**Exercise:**
Look for the line containing "Transcribe the text in this document." in the listing below. Retype that line and every subsequent line through the last one, and only those.

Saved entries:
--- START ---

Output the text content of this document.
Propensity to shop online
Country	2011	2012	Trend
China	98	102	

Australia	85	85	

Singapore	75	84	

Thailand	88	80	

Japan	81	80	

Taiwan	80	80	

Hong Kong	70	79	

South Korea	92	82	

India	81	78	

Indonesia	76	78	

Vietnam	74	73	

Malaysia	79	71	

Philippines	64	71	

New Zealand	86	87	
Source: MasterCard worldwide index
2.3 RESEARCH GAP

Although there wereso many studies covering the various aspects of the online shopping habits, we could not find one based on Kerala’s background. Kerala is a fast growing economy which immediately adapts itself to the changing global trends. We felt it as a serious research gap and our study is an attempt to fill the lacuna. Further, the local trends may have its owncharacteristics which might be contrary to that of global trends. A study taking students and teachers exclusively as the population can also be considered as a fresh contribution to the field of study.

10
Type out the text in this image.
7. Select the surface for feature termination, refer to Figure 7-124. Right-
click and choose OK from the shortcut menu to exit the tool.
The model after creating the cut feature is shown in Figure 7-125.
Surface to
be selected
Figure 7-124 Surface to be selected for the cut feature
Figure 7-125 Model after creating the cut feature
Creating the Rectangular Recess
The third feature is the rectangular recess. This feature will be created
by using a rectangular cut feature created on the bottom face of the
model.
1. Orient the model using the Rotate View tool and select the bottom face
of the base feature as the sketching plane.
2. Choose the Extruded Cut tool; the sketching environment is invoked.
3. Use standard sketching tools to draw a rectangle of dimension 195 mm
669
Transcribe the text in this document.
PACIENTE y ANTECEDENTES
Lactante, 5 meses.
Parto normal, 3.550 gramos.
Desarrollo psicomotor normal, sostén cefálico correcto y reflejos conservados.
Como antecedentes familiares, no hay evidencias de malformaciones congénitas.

--- END ---

**Answer to the exercise:**
Transcribe the text in this document.
PACIENTE y ANTECEDENTES
Lactante, 5 meses.
Parto normal, 3.550 gramos.
Desarrollo psicomotor normal, sostén cefálico correcto y reflejos conservados.
Como antecedentes familiares, no hay evidencias de malformaciones congénitas.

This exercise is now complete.